Everything from the line with "What text is on this page?" through the last line of the records below should be copied exactly, both ends included.

**RECORDS FOR THE TASK:**
....

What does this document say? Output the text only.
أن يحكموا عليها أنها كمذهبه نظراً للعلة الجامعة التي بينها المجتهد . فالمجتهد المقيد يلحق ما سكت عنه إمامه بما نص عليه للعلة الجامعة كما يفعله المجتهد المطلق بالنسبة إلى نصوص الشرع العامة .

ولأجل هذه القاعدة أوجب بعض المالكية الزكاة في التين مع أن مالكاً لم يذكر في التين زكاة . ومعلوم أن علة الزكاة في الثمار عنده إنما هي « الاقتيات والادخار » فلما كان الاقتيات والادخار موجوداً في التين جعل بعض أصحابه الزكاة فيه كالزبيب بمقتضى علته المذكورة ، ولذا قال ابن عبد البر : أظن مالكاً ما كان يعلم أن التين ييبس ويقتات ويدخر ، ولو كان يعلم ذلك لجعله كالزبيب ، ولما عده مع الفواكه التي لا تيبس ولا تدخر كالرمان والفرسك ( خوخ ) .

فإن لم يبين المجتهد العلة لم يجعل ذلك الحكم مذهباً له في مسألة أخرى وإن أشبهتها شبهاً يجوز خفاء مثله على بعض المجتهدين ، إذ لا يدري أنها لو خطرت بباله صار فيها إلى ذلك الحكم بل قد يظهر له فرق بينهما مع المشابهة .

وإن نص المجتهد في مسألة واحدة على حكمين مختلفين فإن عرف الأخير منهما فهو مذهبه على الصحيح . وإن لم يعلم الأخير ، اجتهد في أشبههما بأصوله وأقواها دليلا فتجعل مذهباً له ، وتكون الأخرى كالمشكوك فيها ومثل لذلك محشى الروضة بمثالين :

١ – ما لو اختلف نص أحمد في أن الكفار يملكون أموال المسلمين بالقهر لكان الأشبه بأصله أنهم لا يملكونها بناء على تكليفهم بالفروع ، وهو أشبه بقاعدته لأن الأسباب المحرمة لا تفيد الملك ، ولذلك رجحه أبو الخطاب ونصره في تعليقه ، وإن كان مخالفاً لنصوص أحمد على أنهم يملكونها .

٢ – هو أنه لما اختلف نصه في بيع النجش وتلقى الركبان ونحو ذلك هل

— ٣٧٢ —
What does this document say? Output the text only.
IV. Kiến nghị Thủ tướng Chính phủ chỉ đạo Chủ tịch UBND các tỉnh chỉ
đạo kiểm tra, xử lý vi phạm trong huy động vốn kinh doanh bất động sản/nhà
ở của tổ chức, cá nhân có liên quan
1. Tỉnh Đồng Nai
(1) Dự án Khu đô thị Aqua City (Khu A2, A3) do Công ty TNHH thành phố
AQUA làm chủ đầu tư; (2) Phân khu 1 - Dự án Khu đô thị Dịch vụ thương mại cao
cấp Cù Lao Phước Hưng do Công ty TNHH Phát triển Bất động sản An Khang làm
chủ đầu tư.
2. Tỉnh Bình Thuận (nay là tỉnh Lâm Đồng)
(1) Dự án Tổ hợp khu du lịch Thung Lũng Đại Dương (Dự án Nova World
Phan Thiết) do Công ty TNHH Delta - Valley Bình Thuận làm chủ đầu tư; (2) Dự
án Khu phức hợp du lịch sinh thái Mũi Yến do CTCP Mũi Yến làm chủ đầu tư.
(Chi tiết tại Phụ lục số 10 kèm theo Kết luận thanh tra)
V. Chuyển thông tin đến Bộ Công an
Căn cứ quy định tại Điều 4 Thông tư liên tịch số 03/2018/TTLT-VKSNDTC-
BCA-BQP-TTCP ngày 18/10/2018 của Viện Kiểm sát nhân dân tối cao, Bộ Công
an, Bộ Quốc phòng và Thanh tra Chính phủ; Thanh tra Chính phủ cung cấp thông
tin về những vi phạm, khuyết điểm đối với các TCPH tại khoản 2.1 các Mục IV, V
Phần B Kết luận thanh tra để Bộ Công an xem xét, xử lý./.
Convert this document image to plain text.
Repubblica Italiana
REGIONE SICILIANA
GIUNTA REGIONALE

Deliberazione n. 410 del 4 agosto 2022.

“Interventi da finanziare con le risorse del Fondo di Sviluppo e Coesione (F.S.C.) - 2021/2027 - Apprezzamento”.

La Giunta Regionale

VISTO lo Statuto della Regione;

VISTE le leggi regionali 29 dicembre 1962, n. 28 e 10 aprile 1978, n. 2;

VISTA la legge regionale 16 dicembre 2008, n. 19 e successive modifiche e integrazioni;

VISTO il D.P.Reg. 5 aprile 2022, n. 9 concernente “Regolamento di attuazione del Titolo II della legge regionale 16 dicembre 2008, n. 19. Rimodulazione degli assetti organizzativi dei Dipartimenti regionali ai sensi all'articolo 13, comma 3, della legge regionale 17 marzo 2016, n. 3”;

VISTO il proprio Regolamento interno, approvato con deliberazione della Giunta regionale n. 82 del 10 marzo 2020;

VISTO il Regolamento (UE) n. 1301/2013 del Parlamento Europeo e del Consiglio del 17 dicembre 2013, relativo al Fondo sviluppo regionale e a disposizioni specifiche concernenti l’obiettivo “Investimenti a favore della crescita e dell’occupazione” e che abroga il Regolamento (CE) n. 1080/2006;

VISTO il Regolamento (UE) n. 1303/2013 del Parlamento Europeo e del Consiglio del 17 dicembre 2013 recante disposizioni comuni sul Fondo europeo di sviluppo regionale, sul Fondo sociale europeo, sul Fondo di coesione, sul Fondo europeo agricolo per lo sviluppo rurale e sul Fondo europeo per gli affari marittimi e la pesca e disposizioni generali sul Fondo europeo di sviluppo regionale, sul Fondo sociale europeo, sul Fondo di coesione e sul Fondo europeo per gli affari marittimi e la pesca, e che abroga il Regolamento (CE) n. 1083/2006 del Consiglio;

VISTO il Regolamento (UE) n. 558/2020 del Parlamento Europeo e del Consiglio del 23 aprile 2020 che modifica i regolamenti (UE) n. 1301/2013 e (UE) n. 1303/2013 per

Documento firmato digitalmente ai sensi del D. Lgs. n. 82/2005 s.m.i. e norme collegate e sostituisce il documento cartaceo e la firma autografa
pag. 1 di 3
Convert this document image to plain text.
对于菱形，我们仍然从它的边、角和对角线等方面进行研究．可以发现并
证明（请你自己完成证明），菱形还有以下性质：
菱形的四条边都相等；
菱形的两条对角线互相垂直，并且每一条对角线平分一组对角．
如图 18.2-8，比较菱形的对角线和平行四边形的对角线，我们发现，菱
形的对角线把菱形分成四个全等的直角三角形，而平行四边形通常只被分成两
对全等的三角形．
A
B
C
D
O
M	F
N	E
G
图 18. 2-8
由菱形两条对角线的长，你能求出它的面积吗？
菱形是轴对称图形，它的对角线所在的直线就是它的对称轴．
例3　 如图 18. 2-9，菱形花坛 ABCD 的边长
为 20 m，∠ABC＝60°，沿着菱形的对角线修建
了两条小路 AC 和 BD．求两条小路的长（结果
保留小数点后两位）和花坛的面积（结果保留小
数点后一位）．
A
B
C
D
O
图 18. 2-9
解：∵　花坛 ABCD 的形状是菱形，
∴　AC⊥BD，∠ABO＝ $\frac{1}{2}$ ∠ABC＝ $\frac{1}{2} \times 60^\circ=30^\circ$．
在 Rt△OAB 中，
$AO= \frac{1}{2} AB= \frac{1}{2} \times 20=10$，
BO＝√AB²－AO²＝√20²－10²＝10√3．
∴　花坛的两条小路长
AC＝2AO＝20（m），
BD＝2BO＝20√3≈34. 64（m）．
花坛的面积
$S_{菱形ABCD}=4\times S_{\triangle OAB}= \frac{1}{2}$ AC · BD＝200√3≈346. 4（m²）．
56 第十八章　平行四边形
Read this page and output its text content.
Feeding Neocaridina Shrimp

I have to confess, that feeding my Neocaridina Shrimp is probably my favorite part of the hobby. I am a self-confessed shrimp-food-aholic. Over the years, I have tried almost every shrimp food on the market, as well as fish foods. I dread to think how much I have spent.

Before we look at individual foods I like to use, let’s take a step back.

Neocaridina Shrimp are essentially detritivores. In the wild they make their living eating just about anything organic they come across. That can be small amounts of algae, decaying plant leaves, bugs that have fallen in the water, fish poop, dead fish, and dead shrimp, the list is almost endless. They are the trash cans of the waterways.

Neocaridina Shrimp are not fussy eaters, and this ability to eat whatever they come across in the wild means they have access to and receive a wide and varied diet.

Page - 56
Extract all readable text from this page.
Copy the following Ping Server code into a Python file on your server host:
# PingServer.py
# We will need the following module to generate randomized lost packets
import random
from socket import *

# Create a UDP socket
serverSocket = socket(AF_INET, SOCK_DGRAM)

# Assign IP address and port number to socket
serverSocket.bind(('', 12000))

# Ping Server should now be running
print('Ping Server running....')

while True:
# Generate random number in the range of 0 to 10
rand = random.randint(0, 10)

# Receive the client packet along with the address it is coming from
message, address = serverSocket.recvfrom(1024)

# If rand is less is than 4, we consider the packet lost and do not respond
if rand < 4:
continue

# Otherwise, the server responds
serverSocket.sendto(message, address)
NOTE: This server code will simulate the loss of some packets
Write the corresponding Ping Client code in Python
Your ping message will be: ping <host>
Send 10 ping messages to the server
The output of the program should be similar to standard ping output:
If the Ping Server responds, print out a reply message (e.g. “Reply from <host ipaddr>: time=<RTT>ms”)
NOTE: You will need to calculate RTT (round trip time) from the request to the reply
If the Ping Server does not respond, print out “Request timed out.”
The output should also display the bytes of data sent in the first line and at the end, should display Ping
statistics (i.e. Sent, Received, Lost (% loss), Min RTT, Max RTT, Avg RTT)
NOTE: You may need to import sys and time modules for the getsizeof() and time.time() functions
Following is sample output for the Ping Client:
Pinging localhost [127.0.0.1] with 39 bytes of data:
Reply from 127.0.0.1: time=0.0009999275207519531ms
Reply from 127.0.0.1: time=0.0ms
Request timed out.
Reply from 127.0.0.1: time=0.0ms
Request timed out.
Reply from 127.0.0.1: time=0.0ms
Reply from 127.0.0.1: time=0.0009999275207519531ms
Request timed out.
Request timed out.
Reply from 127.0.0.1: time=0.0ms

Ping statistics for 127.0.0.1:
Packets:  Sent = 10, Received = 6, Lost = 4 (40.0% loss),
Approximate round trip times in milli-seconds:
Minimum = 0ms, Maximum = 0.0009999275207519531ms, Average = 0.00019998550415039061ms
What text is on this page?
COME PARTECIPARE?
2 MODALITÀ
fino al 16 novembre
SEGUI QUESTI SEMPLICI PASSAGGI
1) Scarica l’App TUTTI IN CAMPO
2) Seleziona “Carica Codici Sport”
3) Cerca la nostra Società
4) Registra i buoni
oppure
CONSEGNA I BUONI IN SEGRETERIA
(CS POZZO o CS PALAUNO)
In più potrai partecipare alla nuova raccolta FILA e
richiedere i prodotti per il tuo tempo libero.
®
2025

....

**REPLY TO THE TASK:**
What text is on this page?
COME PARTECIPARE?
2 MODALITÀ
fino al 16 novembre
SEGUI QUESTI SEMPLICI PASSAGGI
1) Scarica l’App TUTTI IN CAMPO
2) Seleziona “Carica Codici Sport”
3) Cerca la nostra Società
4) Registra i buoni
oppure
CONSEGNA I BUONI IN SEGRETERIA
(CS POZZO o CS PALAUNO)
In più potrai partecipare alla nuova raccolta FILA e
richiedere i prodotti per il tuo tempo libero.
®
2025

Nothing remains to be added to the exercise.